Task instructions → Copy out all the lines where "artist" shows up.

>> Begin Input for this task

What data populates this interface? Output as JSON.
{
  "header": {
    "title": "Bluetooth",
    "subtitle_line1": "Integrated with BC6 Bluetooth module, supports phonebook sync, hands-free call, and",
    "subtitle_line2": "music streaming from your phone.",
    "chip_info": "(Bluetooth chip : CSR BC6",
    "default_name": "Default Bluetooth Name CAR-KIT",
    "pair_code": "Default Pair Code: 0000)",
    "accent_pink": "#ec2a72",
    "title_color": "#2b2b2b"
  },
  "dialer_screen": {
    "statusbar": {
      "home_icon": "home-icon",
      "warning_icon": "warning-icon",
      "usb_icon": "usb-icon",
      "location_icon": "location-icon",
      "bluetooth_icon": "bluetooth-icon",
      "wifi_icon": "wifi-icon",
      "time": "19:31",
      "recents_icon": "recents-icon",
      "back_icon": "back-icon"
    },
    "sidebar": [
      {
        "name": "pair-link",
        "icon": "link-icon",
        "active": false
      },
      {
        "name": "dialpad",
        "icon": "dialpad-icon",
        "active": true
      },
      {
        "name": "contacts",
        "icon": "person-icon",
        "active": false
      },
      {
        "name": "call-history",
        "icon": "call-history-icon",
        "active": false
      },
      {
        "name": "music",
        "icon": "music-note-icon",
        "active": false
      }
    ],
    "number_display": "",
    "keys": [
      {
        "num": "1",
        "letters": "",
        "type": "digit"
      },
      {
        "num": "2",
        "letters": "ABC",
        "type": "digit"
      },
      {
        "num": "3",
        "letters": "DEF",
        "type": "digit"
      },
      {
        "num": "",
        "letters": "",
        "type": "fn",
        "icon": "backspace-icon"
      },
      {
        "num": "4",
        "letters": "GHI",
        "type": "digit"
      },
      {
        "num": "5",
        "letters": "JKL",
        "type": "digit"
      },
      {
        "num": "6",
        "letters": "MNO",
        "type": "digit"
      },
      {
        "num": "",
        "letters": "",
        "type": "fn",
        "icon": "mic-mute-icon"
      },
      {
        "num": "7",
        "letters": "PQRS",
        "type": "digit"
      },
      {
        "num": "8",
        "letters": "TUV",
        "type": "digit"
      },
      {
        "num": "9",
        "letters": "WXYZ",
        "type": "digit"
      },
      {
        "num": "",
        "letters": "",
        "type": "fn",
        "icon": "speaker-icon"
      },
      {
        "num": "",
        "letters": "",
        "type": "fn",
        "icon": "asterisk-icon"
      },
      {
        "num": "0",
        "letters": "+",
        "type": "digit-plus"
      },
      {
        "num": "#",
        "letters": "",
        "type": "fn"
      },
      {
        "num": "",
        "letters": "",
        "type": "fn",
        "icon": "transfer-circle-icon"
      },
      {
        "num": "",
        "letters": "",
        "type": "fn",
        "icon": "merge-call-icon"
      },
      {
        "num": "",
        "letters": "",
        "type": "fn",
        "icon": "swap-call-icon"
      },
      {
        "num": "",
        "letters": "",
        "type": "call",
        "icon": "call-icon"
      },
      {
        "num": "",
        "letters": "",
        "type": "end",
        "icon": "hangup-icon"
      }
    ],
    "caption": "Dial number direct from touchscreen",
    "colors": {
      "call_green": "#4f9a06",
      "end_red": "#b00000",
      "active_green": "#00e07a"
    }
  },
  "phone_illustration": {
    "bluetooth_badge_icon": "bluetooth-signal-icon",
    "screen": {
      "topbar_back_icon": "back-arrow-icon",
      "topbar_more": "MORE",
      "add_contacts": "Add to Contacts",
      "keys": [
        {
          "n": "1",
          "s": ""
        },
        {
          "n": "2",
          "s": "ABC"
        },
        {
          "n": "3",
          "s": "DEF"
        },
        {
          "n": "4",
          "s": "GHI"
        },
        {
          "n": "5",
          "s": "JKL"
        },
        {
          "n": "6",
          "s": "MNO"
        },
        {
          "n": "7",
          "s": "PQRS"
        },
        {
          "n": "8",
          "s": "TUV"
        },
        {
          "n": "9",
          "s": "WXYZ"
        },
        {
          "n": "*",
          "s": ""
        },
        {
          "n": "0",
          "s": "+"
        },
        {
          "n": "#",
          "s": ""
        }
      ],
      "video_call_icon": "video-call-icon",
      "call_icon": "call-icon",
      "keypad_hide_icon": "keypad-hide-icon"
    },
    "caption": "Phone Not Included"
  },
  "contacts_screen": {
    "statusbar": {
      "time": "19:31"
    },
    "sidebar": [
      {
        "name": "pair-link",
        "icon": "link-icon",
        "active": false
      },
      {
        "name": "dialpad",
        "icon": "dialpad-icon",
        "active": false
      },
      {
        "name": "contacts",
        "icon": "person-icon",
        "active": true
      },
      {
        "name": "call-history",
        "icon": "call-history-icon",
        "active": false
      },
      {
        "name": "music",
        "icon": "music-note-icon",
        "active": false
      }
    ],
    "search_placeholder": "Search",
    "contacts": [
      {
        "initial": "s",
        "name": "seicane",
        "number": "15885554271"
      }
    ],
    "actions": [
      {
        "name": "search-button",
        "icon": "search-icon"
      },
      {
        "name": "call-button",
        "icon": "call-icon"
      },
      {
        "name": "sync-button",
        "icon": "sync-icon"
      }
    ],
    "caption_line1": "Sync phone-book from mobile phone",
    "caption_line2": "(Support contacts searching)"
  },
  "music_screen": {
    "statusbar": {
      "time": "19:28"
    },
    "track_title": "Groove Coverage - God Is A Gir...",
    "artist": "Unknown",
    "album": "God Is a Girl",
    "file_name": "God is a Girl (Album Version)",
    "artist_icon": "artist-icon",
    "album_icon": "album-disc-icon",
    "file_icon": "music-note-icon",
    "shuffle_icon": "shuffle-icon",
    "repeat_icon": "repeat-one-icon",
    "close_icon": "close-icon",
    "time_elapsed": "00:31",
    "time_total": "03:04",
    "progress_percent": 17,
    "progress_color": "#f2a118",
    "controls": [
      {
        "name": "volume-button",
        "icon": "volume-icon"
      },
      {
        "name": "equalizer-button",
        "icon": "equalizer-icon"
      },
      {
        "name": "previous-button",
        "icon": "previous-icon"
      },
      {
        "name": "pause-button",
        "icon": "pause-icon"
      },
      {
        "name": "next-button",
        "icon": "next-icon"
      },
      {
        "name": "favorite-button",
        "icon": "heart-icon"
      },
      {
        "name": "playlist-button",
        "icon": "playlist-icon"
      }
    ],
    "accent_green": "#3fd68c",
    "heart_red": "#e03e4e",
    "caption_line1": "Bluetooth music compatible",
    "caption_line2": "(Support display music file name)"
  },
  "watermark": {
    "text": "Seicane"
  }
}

>> End Input for this task

Exercise response →
    "artist": "Unknown",
    "artist_icon": "artist-icon",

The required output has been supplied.